INFORMATION SHOWN:
--- Start ---
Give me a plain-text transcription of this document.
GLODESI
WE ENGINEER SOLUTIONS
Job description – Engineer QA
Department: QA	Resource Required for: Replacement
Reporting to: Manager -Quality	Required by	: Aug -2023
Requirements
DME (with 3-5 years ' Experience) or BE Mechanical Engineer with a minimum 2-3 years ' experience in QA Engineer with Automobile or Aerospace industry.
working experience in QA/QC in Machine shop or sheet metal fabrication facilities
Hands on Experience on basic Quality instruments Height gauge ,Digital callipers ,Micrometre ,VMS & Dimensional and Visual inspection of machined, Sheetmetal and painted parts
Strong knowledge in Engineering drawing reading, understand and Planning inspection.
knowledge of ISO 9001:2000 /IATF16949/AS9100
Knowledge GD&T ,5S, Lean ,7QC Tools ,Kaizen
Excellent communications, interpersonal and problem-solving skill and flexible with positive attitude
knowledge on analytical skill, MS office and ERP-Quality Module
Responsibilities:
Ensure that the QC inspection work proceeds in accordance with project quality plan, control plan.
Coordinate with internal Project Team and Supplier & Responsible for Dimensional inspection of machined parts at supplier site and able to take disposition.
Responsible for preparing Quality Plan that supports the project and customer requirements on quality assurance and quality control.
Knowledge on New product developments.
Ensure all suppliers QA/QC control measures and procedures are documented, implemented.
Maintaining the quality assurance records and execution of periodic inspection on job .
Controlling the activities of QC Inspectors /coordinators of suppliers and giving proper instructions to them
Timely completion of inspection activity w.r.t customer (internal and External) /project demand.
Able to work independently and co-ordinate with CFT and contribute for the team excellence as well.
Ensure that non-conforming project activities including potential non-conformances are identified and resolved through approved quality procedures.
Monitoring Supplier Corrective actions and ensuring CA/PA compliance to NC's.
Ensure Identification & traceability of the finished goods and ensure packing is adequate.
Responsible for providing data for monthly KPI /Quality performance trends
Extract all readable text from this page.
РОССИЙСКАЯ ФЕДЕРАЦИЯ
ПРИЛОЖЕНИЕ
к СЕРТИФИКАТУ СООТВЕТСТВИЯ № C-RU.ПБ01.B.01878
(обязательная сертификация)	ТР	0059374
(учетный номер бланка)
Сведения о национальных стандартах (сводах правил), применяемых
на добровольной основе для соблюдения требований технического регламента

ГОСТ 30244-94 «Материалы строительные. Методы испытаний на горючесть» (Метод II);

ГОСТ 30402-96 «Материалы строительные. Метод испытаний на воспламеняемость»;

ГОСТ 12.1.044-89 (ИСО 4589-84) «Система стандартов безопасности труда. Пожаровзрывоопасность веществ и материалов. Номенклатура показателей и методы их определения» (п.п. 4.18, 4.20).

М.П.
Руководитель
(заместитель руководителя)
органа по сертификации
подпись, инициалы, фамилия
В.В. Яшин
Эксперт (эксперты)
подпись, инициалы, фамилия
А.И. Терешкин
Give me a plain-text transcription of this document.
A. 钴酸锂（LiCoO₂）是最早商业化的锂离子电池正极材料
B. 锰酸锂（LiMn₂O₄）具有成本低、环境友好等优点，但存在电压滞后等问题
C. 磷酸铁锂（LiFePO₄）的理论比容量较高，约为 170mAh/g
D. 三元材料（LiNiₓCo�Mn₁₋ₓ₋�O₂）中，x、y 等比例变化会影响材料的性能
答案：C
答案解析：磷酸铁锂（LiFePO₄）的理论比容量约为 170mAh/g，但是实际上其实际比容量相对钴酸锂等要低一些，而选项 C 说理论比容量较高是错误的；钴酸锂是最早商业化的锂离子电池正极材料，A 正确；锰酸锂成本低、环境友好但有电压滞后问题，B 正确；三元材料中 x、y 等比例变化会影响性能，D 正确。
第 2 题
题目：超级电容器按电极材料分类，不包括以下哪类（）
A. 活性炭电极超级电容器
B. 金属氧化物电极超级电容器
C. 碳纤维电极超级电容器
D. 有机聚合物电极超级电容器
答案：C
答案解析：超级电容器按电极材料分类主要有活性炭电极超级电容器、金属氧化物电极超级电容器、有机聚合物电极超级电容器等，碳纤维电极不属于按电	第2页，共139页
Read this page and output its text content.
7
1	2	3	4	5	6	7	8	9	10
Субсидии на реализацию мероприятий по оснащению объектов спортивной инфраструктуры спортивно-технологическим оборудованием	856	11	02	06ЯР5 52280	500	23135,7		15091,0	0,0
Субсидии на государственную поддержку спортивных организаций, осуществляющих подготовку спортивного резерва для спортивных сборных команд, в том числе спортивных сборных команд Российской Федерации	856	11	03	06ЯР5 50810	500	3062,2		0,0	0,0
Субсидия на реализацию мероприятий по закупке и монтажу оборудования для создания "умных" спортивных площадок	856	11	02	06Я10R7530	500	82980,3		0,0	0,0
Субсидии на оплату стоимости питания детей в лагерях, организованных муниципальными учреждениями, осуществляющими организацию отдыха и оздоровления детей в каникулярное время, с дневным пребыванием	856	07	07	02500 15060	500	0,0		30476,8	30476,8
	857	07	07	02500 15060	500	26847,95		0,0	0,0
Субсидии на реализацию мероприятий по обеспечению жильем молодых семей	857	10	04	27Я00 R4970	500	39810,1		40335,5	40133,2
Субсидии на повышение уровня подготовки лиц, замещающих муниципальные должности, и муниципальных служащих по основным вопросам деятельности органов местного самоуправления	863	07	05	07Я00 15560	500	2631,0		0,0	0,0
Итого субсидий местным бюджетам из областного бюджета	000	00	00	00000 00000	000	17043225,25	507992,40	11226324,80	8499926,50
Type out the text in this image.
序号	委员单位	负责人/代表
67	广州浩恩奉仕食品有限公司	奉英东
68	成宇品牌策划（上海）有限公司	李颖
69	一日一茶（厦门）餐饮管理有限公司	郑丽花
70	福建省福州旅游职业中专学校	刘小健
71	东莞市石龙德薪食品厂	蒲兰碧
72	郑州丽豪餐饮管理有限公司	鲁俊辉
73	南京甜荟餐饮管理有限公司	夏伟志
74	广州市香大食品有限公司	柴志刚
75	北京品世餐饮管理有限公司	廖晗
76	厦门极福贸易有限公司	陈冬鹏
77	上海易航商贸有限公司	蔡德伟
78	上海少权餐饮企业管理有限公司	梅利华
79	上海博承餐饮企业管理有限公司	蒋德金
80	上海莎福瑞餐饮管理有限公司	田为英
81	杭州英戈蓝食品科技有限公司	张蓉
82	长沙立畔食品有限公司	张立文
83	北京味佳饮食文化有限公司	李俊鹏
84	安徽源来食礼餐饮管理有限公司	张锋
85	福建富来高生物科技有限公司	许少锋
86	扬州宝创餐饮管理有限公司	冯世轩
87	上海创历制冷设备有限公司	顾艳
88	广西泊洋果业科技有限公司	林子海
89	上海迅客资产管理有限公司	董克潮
--- End ---
Write out every line exactly as it stands.

FINISHED EXERCISE:
Give me a plain-text transcription of this document.
GLODESI
WE ENGINEER SOLUTIONS
Job description – Engineer QA
Department: QA	Resource Required for: Replacement
Reporting to: Manager -Quality	Required by	: Aug -2023
Requirements
DME (with 3-5 years ' Experience) or BE Mechanical Engineer with a minimum 2-3 years ' experience in QA Engineer with Automobile or Aerospace industry.
working experience in QA/QC in Machine shop or sheet metal fabrication facilities
Hands on Experience on basic Quality instruments Height gauge ,Digital callipers ,Micrometre ,VMS & Dimensional and Visual inspection of machined, Sheetmetal and painted parts
Strong knowledge in Engineering drawing reading, understand and Planning inspection.
knowledge of ISO 9001:2000 /IATF16949/AS9100
Knowledge GD&T ,5S, Lean ,7QC Tools ,Kaizen
Excellent communications, interpersonal and problem-solving skill and flexible with positive attitude
knowledge on analytical skill, MS office and ERP-Quality Module
Responsibilities:
Ensure that the QC inspection work proceeds in accordance with project quality plan, control plan.
Coordinate with internal Project Team and Supplier & Responsible for Dimensional inspection of machined parts at supplier site and able to take disposition.
Responsible for preparing Quality Plan that supports the project and customer requirements on quality assurance and quality control.
Knowledge on New product developments.
Ensure all suppliers QA/QC control measures and procedures are documented, implemented.
Maintaining the quality assurance records and execution of periodic inspection on job .
Controlling the activities of QC Inspectors /coordinators of suppliers and giving proper instructions to them
Timely completion of inspection activity w.r.t customer (internal and External) /project demand.
Able to work independently and co-ordinate with CFT and contribute for the team excellence as well.
Ensure that non-conforming project activities including potential non-conformances are identified and resolved through approved quality procedures.
Monitoring Supplier Corrective actions and ensuring CA/PA compliance to NC's.
Ensure Identification & traceability of the finished goods and ensure packing is adequate.
Responsible for providing data for monthly KPI /Quality performance trends
Extract all readable text from this page.
РОССИЙСКАЯ ФЕДЕРАЦИЯ
ПРИЛОЖЕНИЕ
к СЕРТИФИКАТУ СООТВЕТСТВИЯ № C-RU.ПБ01.B.01878
(обязательная сертификация)	ТР	0059374
(учетный номер бланка)
Сведения о национальных стандартах (сводах правил), применяемых
на добровольной основе для соблюдения требований технического регламента

ГОСТ 30244-94 «Материалы строительные. Методы испытаний на горючесть» (Метод II);

ГОСТ 30402-96 «Материалы строительные. Метод испытаний на воспламеняемость»;

ГОСТ 12.1.044-89 (ИСО 4589-84) «Система стандартов безопасности труда. Пожаровзрывоопасность веществ и материалов. Номенклатура показателей и методы их определения» (п.п. 4.18, 4.20).

М.П.
Руководитель
(заместитель руководителя)
органа по сертификации
подпись, инициалы, фамилия
В.В. Яшин
Эксперт (эксперты)
подпись, инициалы, фамилия
А.И. Терешкин
Give me a plain-text transcription of this document.
A. 钴酸锂（LiCoO₂）是最早商业化的锂离子电池正极材料
B. 锰酸锂（LiMn₂O₄）具有成本低、环境友好等优点，但存在电压滞后等问题
C. 磷酸铁锂（LiFePO₄）的理论比容量较高，约为 170mAh/g
D. 三元材料（LiNiₓCo�Mn₁₋ₓ₋�O₂）中，x、y 等比例变化会影响材料的性能
答案：C
答案解析：磷酸铁锂（LiFePO₄）的理论比容量约为 170mAh/g，但是实际上其实际比容量相对钴酸锂等要低一些，而选项 C 说理论比容量较高是错误的；钴酸锂是最早商业化的锂离子电池正极材料，A 正确；锰酸锂成本低、环境友好但有电压滞后问题，B 正确；三元材料中 x、y 等比例变化会影响性能，D 正确。
第 2 题
题目：超级电容器按电极材料分类，不包括以下哪类（）
A. 活性炭电极超级电容器
B. 金属氧化物电极超级电容器
C. 碳纤维电极超级电容器
D. 有机聚合物电极超级电容器
答案：C
答案解析：超级电容器按电极材料分类主要有活性炭电极超级电容器、金属氧化物电极超级电容器、有机聚合物电极超级电容器等，碳纤维电极不属于按电	第2页，共139页
Read this page and output its text content.
7
1	2	3	4	5	6	7	8	9	10
Субсидии на реализацию мероприятий по оснащению объектов спортивной инфраструктуры спортивно-технологическим оборудованием	856	11	02	06ЯР5 52280	500	23135,7		15091,0	0,0
Субсидии на государственную поддержку спортивных организаций, осуществляющих подготовку спортивного резерва для спортивных сборных команд, в том числе спортивных сборных команд Российской Федерации	856	11	03	06ЯР5 50810	500	3062,2		0,0	0,0
Субсидия на реализацию мероприятий по закупке и монтажу оборудования для создания "умных" спортивных площадок	856	11	02	06Я10R7530	500	82980,3		0,0	0,0
Субсидии на оплату стоимости питания детей в лагерях, организованных муниципальными учреждениями, осуществляющими организацию отдыха и оздоровления детей в каникулярное время, с дневным пребыванием	856	07	07	02500 15060	500	0,0		30476,8	30476,8
	857	07	07	02500 15060	500	26847,95		0,0	0,0
Субсидии на реализацию мероприятий по обеспечению жильем молодых семей	857	10	04	27Я00 R4970	500	39810,1		40335,5	40133,2
Субсидии на повышение уровня подготовки лиц, замещающих муниципальные должности, и муниципальных служащих по основным вопросам деятельности органов местного самоуправления	863	07	05	07Я00 15560	500	2631,0		0,0	0,0
Итого субсидий местным бюджетам из областного бюджета	000	00	00	00000 00000	000	17043225,25	507992,40	11226324,80	8499926,50
Type out the text in this image.
序号	委员单位	负责人/代表
67	广州浩恩奉仕食品有限公司	奉英东
68	成宇品牌策划（上海）有限公司	李颖
69	一日一茶（厦门）餐饮管理有限公司	郑丽花
70	福建省福州旅游职业中专学校	刘小健
71	东莞市石龙德薪食品厂	蒲兰碧
72	郑州丽豪餐饮管理有限公司	鲁俊辉
73	南京甜荟餐饮管理有限公司	夏伟志
74	广州市香大食品有限公司	柴志刚
75	北京品世餐饮管理有限公司	廖晗
76	厦门极福贸易有限公司	陈冬鹏
77	上海易航商贸有限公司	蔡德伟
78	上海少权餐饮企业管理有限公司	梅利华
79	上海博承餐饮企业管理有限公司	蒋德金
80	上海莎福瑞餐饮管理有限公司	田为英
81	杭州英戈蓝食品科技有限公司	张蓉
82	长沙立畔食品有限公司	张立文
83	北京味佳饮食文化有限公司	李俊鹏
84	安徽源来食礼餐饮管理有限公司	张锋
85	福建富来高生物科技有限公司	许少锋
86	扬州宝创餐饮管理有限公司	冯世轩
87	上海创历制冷设备有限公司	顾艳
88	广西泊洋果业科技有限公司	林子海
89	上海迅客资产管理有限公司	董克潮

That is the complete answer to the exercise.